**Exercise task**. Say how many lines in the records include the string "Server", adding no other words.

**Data rows**.
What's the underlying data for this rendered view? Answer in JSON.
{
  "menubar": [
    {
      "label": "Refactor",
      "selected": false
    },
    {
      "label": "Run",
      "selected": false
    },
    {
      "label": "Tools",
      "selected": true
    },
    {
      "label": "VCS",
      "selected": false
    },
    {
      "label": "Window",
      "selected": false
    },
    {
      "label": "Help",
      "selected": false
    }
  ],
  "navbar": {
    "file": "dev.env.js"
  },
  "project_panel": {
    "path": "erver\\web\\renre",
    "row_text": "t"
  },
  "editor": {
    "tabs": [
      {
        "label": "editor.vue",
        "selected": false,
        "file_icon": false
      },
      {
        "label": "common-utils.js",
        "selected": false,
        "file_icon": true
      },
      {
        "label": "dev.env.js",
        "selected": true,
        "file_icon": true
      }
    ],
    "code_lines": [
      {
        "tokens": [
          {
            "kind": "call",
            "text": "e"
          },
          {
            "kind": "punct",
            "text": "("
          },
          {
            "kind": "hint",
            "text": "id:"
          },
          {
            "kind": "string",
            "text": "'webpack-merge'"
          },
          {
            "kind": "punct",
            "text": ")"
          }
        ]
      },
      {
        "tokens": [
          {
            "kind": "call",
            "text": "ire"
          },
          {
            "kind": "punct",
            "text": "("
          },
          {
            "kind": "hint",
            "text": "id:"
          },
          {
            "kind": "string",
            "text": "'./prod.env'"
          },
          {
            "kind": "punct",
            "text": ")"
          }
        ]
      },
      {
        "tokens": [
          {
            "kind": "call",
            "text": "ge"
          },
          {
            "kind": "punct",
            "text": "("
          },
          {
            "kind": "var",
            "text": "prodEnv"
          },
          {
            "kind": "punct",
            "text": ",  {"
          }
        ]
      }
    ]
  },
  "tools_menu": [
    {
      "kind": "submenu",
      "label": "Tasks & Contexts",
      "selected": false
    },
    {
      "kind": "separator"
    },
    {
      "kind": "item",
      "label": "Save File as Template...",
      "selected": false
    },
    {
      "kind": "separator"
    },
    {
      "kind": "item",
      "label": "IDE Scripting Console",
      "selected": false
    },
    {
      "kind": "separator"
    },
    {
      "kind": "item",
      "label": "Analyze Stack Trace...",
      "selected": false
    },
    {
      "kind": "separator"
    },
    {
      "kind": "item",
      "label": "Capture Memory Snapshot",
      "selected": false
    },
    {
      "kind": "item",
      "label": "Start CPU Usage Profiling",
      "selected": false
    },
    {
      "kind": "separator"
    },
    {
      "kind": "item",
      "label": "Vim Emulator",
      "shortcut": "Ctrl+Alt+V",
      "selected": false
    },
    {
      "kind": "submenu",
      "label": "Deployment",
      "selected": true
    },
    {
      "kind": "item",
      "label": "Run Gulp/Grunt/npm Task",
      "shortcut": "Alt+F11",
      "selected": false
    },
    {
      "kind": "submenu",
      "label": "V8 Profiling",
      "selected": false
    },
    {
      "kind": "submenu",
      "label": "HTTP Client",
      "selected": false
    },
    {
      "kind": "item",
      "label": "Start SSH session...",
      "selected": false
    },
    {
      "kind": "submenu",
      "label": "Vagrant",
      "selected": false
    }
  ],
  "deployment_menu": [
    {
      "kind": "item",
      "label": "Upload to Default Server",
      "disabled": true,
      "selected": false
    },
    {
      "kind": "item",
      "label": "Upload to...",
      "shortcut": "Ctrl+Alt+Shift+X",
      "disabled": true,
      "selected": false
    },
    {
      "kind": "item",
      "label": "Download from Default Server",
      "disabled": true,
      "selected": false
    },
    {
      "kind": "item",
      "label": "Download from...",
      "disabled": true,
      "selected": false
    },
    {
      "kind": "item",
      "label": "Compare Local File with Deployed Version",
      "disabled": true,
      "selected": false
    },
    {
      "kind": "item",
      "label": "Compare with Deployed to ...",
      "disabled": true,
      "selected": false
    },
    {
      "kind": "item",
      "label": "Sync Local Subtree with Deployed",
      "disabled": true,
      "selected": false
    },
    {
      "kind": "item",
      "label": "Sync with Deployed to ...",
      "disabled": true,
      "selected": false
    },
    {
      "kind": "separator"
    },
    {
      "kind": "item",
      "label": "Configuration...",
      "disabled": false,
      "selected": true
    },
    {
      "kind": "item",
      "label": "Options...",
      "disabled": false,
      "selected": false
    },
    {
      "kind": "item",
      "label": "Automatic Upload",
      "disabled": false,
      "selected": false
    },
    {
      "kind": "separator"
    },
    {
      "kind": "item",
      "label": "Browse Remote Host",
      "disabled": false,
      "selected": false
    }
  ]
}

**Full solution**. 2